Figure record listings

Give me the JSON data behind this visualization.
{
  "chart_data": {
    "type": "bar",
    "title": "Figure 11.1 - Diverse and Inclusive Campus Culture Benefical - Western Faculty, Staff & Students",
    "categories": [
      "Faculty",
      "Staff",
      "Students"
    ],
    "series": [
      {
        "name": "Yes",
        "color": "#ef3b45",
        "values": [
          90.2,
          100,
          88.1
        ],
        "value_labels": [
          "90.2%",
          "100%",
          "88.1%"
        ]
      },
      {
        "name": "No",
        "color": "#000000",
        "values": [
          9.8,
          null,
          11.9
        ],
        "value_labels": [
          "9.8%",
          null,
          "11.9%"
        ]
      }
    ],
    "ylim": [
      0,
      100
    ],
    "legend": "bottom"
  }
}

### [Written exercise]
Repeat each record exactly, leaving nothing out.

### [Response to the exercise]
Give me the JSON data behind this visualization.
{
  "chart_data": {
    "type": "bar",
    "title": "Figure 11.1 - Diverse and Inclusive Campus Culture Benefical - Western Faculty, Staff & Students",
    "categories": [
      "Faculty",
      "Staff",
      "Students"
    ],
    "series": [
      {
        "name": "Yes",
        "color": "#ef3b45",
        "values": [
          90.2,
          100,
          88.1
        ],
        "value_labels": [
          "90.2%",
          "100%",
          "88.1%"
        ]
      },
      {
        "name": "No",
        "color": "#000000",
        "values": [
          9.8,
          null,
          11.9
        ],
        "value_labels": [
          "9.8%",
          null,
          "11.9%"
        ]
      }
    ],
    "ylim": [
      0,
      100
    ],
    "legend": "bottom"
  }
}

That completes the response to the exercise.